Short task >>
Set all the material down again unchanged, without the pictures.

★ ★ ★

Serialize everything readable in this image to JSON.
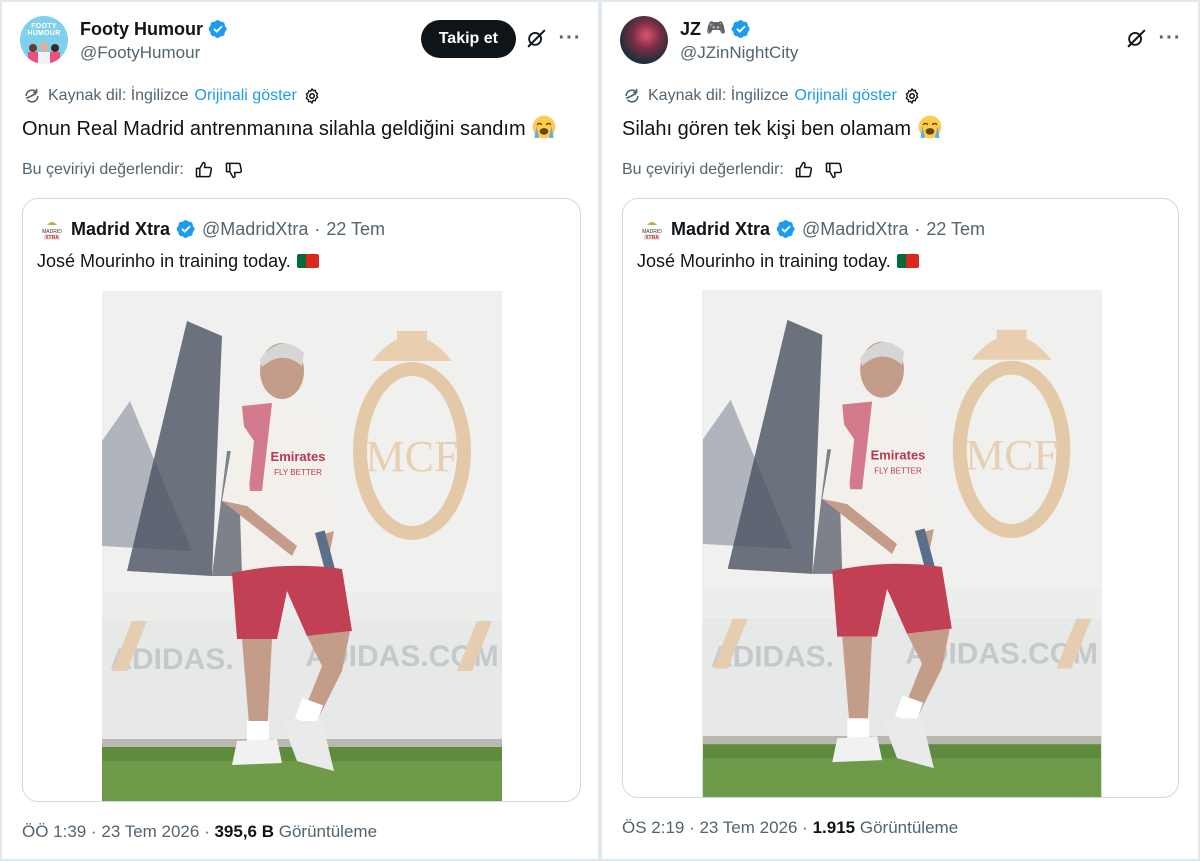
{
  "colors": {
    "accent": "#1d9bf0",
    "text": "#0f1419",
    "secondary": "#536471",
    "border": "#cfd9de",
    "follow_button_bg": "#0f1419",
    "verified": "#1d9bf0"
  },
  "posts": [
    {
      "author": {
        "name": "Footy Humour",
        "handle": "@FootyHumour",
        "verified": true,
        "avatar_text": "FOOTY HUMOUR"
      },
      "follow_label": "Takip et",
      "translation": {
        "source_label": "Kaynak dil: İngilizce",
        "show_original": "Orijinali göster"
      },
      "text": "Onun Real Madrid antrenmanına silahla geldiğini sandım",
      "emoji": "😭",
      "rate_label": "Bu çeviriyi değerlendir:",
      "quote": {
        "name": "Madrid Xtra",
        "handle": "@MadridXtra",
        "separator": "·",
        "date": "22 Tem",
        "text": "José Mourinho in training today.",
        "photo_text": {
          "sponsor": "Emirates",
          "sponsor_sub": "FLY BETTER",
          "board_left": "ADIDAS.",
          "board_right": "ADIDAS.COM"
        }
      },
      "footer": {
        "time_date": "ÖÖ 1:39 · 23 Tem 2026 ·",
        "views": "395,6 B",
        "views_label": "Görüntüleme"
      }
    },
    {
      "author": {
        "name": "JZ",
        "name_emoji": "🎮",
        "handle": "@JZinNightCity",
        "verified": true
      },
      "translation": {
        "source_label": "Kaynak dil: İngilizce",
        "show_original": "Orijinali göster"
      },
      "text": "Silahı gören tek kişi ben olamam",
      "emoji": "😭",
      "rate_label": "Bu çeviriyi değerlendir:",
      "quote": {
        "name": "Madrid Xtra",
        "handle": "@MadridXtra",
        "separator": "·",
        "date": "22 Tem",
        "text": "José Mourinho in training today.",
        "photo_text": {
          "sponsor": "Emirates",
          "sponsor_sub": "FLY BETTER",
          "board_left": "ADIDAS.",
          "board_right": "ADIDAS.COM"
        }
      },
      "footer": {
        "time_date": "ÖS 2:19 · 23 Tem 2026 ·",
        "views": "1.915",
        "views_label": "Görüntüleme"
      }
    }
  ],
  "icons": [
    "verified-badge-icon",
    "grok-icon",
    "more-icon",
    "translate-icon",
    "settings-gear-icon",
    "thumbs-up-icon",
    "thumbs-down-icon",
    "portugal-flag-icon",
    "loudly-crying-emoji-icon"
  ]
}
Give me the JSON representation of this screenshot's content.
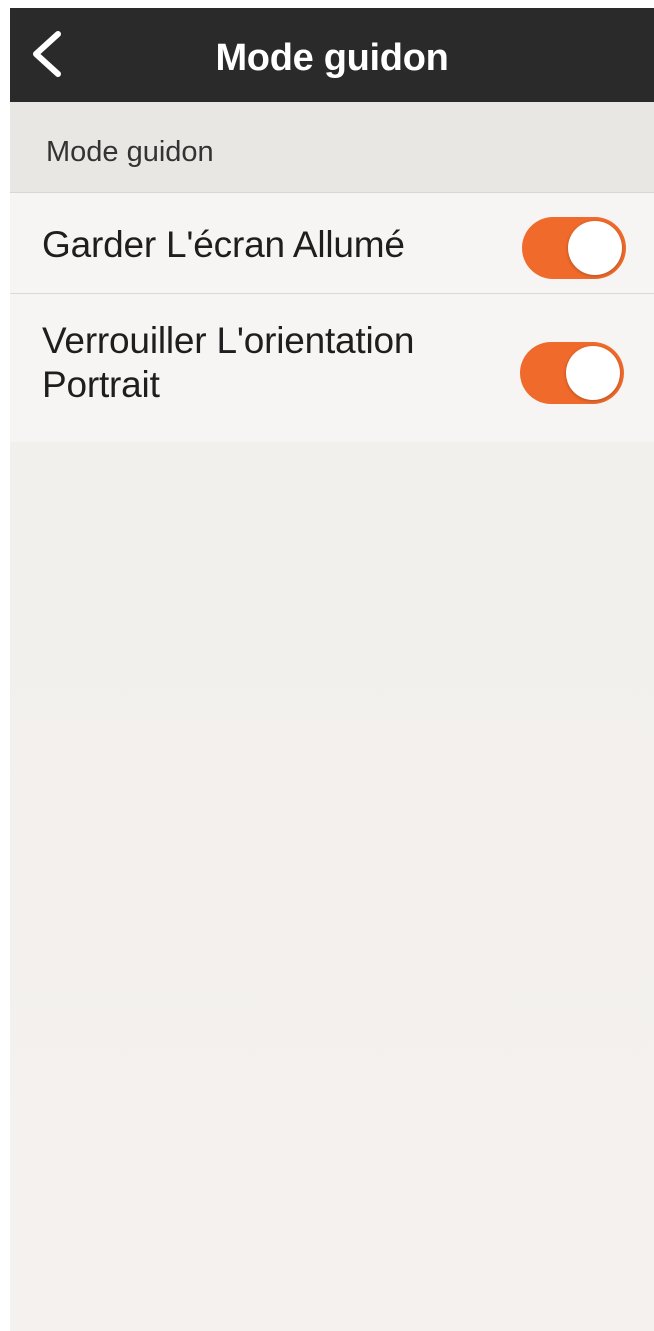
{
  "header": {
    "title": "Mode guidon",
    "back_icon": "chevron-left-icon"
  },
  "section": {
    "label": "Mode guidon"
  },
  "settings": [
    {
      "label": "Garder L'écran Allumé",
      "enabled": true
    },
    {
      "label": "Verrouiller L'orientation Portrait",
      "enabled": true
    }
  ],
  "colors": {
    "navbar": "#2a2a2a",
    "toggle_on": "#ef6a2b",
    "background": "#f2f0ed"
  }
}
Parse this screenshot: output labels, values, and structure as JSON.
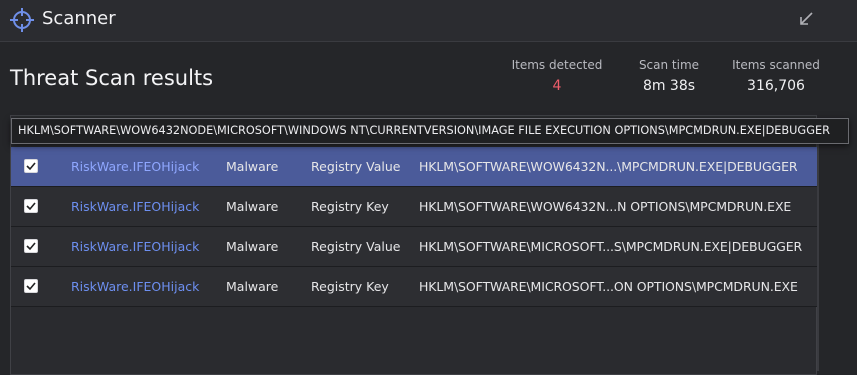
{
  "app": {
    "title": "Scanner"
  },
  "header": {
    "title": "Threat Scan results"
  },
  "stats": {
    "detected": {
      "label": "Items detected",
      "value": "4"
    },
    "scan_time": {
      "label": "Scan time",
      "value": "8m 38s"
    },
    "scanned": {
      "label": "Items scanned",
      "value": "316,706"
    }
  },
  "tooltip": "HKLM\\SOFTWARE\\WOW6432NODE\\MICROSOFT\\WINDOWS NT\\CURRENTVERSION\\IMAGE FILE EXECUTION OPTIONS\\MPCMDRUN.EXE|DEBUGGER",
  "rows": [
    {
      "name": "RiskWare.IFEOHijack",
      "category": "Malware",
      "type": "Registry Value",
      "location": "HKLM\\SOFTWARE\\WOW6432N...\\MPCMDRUN.EXE|DEBUGGER",
      "checked": true,
      "selected": true
    },
    {
      "name": "RiskWare.IFEOHijack",
      "category": "Malware",
      "type": "Registry Key",
      "location": "HKLM\\SOFTWARE\\WOW6432N...N OPTIONS\\MPCMDRUN.EXE",
      "checked": true,
      "selected": false
    },
    {
      "name": "RiskWare.IFEOHijack",
      "category": "Malware",
      "type": "Registry Value",
      "location": "HKLM\\SOFTWARE\\MICROSOFT...S\\MPCMDRUN.EXE|DEBUGGER",
      "checked": true,
      "selected": false
    },
    {
      "name": "RiskWare.IFEOHijack",
      "category": "Malware",
      "type": "Registry Key",
      "location": "HKLM\\SOFTWARE\\MICROSOFT...ON OPTIONS\\MPCMDRUN.EXE",
      "checked": true,
      "selected": false
    }
  ],
  "icons": {
    "logo": "crosshair-icon",
    "minimize": "minimize-arrow-icon",
    "check": "checkmark-icon"
  },
  "colors": {
    "accent": "#4b5b9a",
    "link": "#6d8ff0",
    "alert": "#ef5d6b"
  }
}
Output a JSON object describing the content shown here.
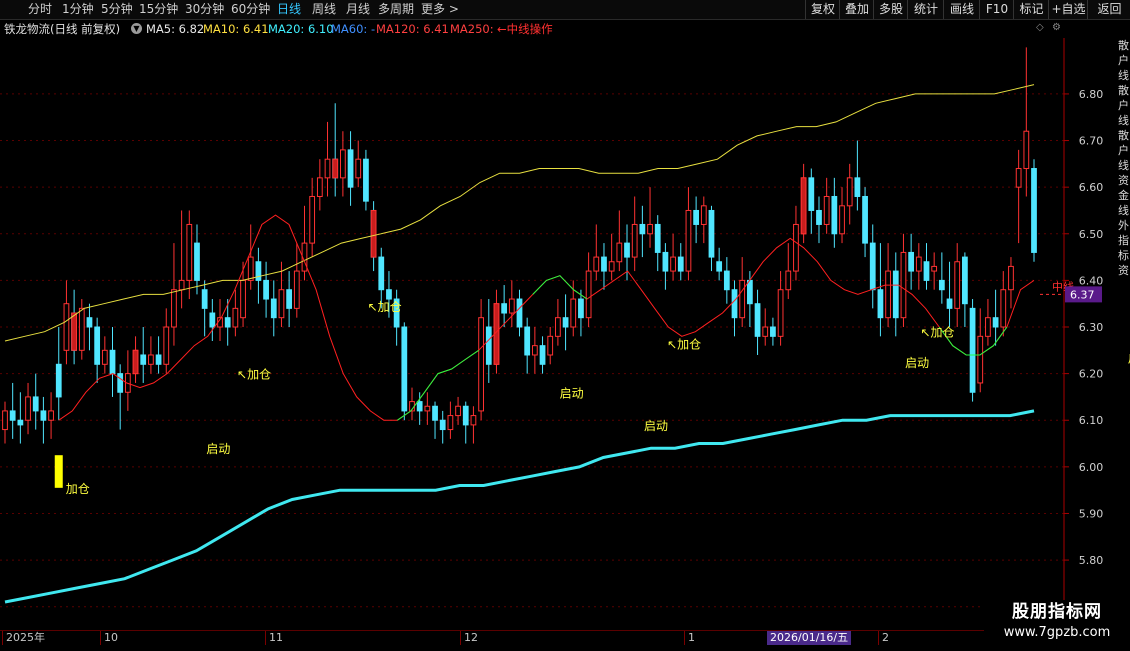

★ ★ ★

Full answer >>
Serialize everything readable in this image to JSON.
{
  "colors": {
    "accent": "#1d9bf0",
    "text": "#0f1419",
    "secondary": "#536471",
    "border": "#cfd9de",
    "follow_button_bg": "#0f1419",
    "verified": "#1d9bf0"
  },
  "posts": [
    {
      "author": {
        "name": "Footy Humour",
        "handle": "@FootyHumour",
        "verified": true,
        "avatar_text": "FOOTY HUMOUR"
      },
      "follow_label": "Takip et",
      "translation": {
        "source_label": "Kaynak dil: İngilizce",
        "show_original": "Orijinali göster"
      },
      "text": "Onun Real Madrid antrenmanına silahla geldiğini sandım",
      "emoji": "😭",
      "rate_label": "Bu çeviriyi değerlendir:",
      "quote": {
        "name": "Madrid Xtra",
        "handle": "@MadridXtra",
        "separator": "·",
        "date": "22 Tem",
        "text": "José Mourinho in training today.",
        "photo_text": {
          "sponsor": "Emirates",
          "sponsor_sub": "FLY BETTER",
          "board_left": "ADIDAS.",
          "board_right": "ADIDAS.COM"
        }
      },
      "footer": {
        "time_date": "ÖÖ 1:39 · 23 Tem 2026 ·",
        "views": "395,6 B",
        "views_label": "Görüntüleme"
      }
    },
    {
      "author": {
        "name": "JZ",
        "name_emoji": "🎮",
        "handle": "@JZinNightCity",
        "verified": true
      },
      "translation": {
        "source_label": "Kaynak dil: İngilizce",
        "show_original": "Orijinali göster"
      },
      "text": "Silahı gören tek kişi ben olamam",
      "emoji": "😭",
      "rate_label": "Bu çeviriyi değerlendir:",
      "quote": {
        "name": "Madrid Xtra",
        "handle": "@MadridXtra",
        "separator": "·",
        "date": "22 Tem",
        "text": "José Mourinho in training today.",
        "photo_text": {
          "sponsor": "Emirates",
          "sponsor_sub": "FLY BETTER",
          "board_left": "ADIDAS.",
          "board_right": "ADIDAS.COM"
        }
      },
      "footer": {
        "time_date": "ÖS 2:19 · 23 Tem 2026 ·",
        "views": "1.915",
        "views_label": "Görüntüleme"
      }
    }
  ],
  "icons": [
    "verified-badge-icon",
    "grok-icon",
    "more-icon",
    "translate-icon",
    "settings-gear-icon",
    "thumbs-up-icon",
    "thumbs-down-icon",
    "portugal-flag-icon",
    "loudly-crying-emoji-icon"
  ]
}
Give me the JSON representation of this screenshot's content.
{
  "header": {
    "title": "Mode guidon",
    "back_icon": "chevron-left-icon"
  },
  "section": {
    "label": "Mode guidon"
  },
  "settings": [
    {
      "label": "Garder L'écran Allumé",
      "enabled": true
    },
    {
      "label": "Verrouiller L'orientation Portrait",
      "enabled": true
    }
  ],
  "colors": {
    "navbar": "#2a2a2a",
    "toggle_on": "#ef6a2b",
    "background": "#f2f0ed"
  }
}
Parse this screenshot: output labels, values, and structure as JSON.
{
  "app": {
    "title": "Scanner"
  },
  "header": {
    "title": "Threat Scan results"
  },
  "stats": {
    "detected": {
      "label": "Items detected",
      "value": "4"
    },
    "scan_time": {
      "label": "Scan time",
      "value": "8m 38s"
    },
    "scanned": {
      "label": "Items scanned",
      "value": "316,706"
    }
  },
  "tooltip": "HKLM\\SOFTWARE\\WOW6432NODE\\MICROSOFT\\WINDOWS NT\\CURRENTVERSION\\IMAGE FILE EXECUTION OPTIONS\\MPCMDRUN.EXE|DEBUGGER",
  "rows": [
    {
      "name": "RiskWare.IFEOHijack",
      "category": "Malware",
      "type": "Registry Value",
      "location": "HKLM\\SOFTWARE\\WOW6432N...\\MPCMDRUN.EXE|DEBUGGER",
      "checked": true,
      "selected": true
    },
    {
      "name": "RiskWare.IFEOHijack",
      "category": "Malware",
      "type": "Registry Key",
      "location": "HKLM\\SOFTWARE\\WOW6432N...N OPTIONS\\MPCMDRUN.EXE",
      "checked": true,
      "selected": false
    },
    {
      "name": "RiskWare.IFEOHijack",
      "category": "Malware",
      "type": "Registry Value",
      "location": "HKLM\\SOFTWARE\\MICROSOFT...S\\MPCMDRUN.EXE|DEBUGGER",
      "checked": true,
      "selected": false
    },
    {
      "name": "RiskWare.IFEOHijack",
      "category": "Malware",
      "type": "Registry Key",
      "location": "HKLM\\SOFTWARE\\MICROSOFT...ON OPTIONS\\MPCMDRUN.EXE",
      "checked": true,
      "selected": false
    }
  ],
  "icons": {
    "logo": "crosshair-icon",
    "minimize": "minimize-arrow-icon",
    "check": "checkmark-icon"
  },
  "colors": {
    "accent": "#4b5b9a",
    "link": "#6d8ff0",
    "alert": "#ef5d6b"
  }
}
Output a JSON object describing the content shown here.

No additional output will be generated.